- [Tareas a realizar]
A) Conteste brevemente, según el fragmento, estas preguntas:
(i) ¿Al cabo de cuántos años puede uno ver que lo echan de una empresa?
(ii) ¿En qué libro cuenta Paul Auster la historia de la jovencita?
(iii) ¿Qué edad tenía la joven cuando el escritor volvió a verla?
B) Indique si cada afirmación concuerda con el fragmento. Responda sí o no y cite las palabras del texto que lo deciden.
(i) La joven recordaba bien la noche en que el escritor la sacó de debajo del coche.
(ii) El escritor había vuelto a la ciudad con su hermana.
(iii) Se aconseja esperar sólo de Dios la recompensa por las buenas obras.

- [Fragmento extraído]
══════

Mi conocido, como era natural, estaba indignadísimo. Y yo, en su lugar, también lo habría estado, y acaso mucho más que él. Pero, ¿qué le vamos a hacer? ¡Los humanos somos así! Hay personas a las que les hemos hecho 999 favores, pero no nos hablan ya porque nos fue imposible hacerles el milésimo.
Puede uno haberle dado la vida a una cierta empresa y después de cuarenta años, ya viejos y achacosos, ver cómo nos echan a la calle a patadas. O haber amado mucho a una persona y ver que ésta, cansada de nosotros, nos dice adiós y prosigue su camino.
En su libro El cuaderno rojo cuenta el novelista norteamericano Paul Auster la historia de una jovencita a la que había salvado la vida tiempo atrás y a la que volvió a ver algunos años después.
¿Viviría acaso eternamente agradecida hacia él? ¡Nada de eso! He aquí, en realidad y para su desilusión, lo que descubrió el escritor: “Era junio y mi hermana y yo habíamos vuelto a la ciudad a pasar unos días. Por casualidad su amiga apareció y nos saludó. Había crecido mucho, ahora era una joven de veintidós años recién licenciada, y debo decir que sentí un cierto orgullo al ver que había llegado a adulta sana y salva.
Sin darle importancia, hice alusión a la noche en que la había sacado de debajo del coche. Tenía curiosidad por saber cómo recordaba su encuentro con la muerte, pero por la expresión de su cara cuando le hice la pregunta era evidente que no recordaba nada. Una mirada vaga. Un leve fruncimiento de cejas. Un encogimiento de hombros. ¡No recordaba nada!”.
Sí, por eso es preciso guardar nuestros tesoros en el cielo. “Guarda en Dios todo lo bueno que has hecho por lo demás; porque, si esperas que éstos vivan eternamente agradecidos hacia ti, ¡menudo chasco te llevarás!
Sólo de Dios espera la recompensa por las buenas obras que hayas hecho en la vida. ¡Sólo de él, no lo olvides! Entrégaselas como un tesoro, para que Él, al final, te recompense pagándote con intereses.

══════

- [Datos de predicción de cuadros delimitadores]

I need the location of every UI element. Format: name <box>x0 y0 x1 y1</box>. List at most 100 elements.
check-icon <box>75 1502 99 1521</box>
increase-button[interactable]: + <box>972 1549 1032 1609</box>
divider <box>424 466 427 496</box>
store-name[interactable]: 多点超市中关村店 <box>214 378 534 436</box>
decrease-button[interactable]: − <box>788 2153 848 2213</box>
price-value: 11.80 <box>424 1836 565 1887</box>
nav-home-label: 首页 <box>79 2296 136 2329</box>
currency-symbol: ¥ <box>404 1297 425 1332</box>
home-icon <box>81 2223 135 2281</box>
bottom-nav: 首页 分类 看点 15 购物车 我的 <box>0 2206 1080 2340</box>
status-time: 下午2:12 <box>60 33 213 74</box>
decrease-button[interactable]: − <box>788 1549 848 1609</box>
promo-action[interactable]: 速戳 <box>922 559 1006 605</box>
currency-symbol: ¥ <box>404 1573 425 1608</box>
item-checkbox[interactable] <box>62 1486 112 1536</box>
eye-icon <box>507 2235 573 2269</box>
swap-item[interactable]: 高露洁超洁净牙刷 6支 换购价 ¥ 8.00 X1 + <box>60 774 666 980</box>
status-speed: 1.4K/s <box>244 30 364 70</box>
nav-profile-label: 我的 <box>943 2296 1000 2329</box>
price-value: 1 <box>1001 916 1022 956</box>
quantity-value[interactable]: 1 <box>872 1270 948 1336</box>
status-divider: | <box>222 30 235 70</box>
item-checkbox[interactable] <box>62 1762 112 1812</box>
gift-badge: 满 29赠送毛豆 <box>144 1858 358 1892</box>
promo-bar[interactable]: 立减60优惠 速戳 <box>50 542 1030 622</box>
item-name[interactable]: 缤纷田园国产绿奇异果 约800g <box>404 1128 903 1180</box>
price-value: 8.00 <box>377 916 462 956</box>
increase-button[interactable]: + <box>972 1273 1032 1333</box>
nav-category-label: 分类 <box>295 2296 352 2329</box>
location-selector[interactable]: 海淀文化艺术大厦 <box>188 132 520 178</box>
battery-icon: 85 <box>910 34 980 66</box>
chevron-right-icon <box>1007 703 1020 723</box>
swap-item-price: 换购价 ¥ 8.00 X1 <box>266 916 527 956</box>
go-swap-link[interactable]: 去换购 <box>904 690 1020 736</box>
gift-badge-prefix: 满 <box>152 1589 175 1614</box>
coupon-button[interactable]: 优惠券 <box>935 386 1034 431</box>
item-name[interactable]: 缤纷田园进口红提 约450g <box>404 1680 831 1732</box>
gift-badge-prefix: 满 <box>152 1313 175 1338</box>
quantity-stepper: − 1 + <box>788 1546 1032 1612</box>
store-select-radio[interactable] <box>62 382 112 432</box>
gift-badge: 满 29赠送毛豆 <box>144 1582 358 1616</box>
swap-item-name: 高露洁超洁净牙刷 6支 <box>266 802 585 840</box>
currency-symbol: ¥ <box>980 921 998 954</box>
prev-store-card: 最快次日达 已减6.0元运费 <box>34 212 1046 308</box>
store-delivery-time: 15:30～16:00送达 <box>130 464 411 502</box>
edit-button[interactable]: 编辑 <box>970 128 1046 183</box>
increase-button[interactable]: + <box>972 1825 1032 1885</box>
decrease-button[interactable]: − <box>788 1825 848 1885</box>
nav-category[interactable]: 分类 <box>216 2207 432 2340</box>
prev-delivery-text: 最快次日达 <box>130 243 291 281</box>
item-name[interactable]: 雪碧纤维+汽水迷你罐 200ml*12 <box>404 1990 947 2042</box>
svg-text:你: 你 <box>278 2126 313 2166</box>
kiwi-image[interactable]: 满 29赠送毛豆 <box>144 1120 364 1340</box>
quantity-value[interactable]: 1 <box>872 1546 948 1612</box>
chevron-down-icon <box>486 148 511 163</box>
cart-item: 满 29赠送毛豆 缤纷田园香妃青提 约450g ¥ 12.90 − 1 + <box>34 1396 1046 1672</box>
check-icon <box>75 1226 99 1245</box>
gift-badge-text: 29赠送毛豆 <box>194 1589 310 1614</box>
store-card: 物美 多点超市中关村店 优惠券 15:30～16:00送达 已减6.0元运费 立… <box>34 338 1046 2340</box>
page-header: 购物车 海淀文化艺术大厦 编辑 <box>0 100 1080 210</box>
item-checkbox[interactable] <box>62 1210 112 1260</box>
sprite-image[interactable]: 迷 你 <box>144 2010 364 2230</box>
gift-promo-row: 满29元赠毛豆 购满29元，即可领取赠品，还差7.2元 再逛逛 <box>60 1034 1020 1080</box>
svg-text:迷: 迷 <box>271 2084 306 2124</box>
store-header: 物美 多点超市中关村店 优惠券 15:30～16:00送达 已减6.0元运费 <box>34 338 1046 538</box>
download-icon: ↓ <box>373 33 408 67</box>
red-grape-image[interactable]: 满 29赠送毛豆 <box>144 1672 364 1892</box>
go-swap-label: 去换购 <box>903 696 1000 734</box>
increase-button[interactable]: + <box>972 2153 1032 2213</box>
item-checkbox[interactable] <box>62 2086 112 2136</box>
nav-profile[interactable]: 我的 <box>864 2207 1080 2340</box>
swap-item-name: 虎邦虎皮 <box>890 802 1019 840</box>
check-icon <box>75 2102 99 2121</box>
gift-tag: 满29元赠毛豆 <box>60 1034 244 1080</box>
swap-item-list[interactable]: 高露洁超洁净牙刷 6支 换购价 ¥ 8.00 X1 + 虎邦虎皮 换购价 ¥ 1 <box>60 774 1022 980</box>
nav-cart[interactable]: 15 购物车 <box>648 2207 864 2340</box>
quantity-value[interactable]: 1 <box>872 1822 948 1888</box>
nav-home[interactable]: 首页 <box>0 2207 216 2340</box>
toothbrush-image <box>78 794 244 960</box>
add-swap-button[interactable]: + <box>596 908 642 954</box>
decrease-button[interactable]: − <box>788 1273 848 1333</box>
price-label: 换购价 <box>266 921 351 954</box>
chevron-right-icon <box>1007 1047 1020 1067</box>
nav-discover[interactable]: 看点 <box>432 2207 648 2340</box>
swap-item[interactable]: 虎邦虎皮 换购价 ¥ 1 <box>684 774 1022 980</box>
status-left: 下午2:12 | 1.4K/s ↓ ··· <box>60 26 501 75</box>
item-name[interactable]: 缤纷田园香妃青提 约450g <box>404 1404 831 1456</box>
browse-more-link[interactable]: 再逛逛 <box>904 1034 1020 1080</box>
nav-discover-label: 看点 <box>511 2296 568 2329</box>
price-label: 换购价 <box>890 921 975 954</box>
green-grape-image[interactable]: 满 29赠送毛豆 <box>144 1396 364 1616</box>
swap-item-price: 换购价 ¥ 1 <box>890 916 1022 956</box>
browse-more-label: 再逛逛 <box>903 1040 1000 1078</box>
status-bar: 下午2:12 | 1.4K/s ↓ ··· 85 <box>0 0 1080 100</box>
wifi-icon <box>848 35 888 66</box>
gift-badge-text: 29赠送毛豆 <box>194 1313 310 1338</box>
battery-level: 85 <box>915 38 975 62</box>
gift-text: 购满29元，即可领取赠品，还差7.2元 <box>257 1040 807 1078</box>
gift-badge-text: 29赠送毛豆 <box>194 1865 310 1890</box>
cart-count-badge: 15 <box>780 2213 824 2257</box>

══════

- [Respuestas por tarea]
A)
(i) Después de cuarenta años.
(ii) En *El cuaderno rojo*.
(iii) Veintidós años.

B)
(i) No: «era evidente que no recordaba nada».
(ii) Sí: «mi hermana y yo habíamos vuelto a la ciudad a pasar unos días».
(iii) Sí: «Sólo de Dios espera la recompensa por las buenas obras que hayas hecho en la vida».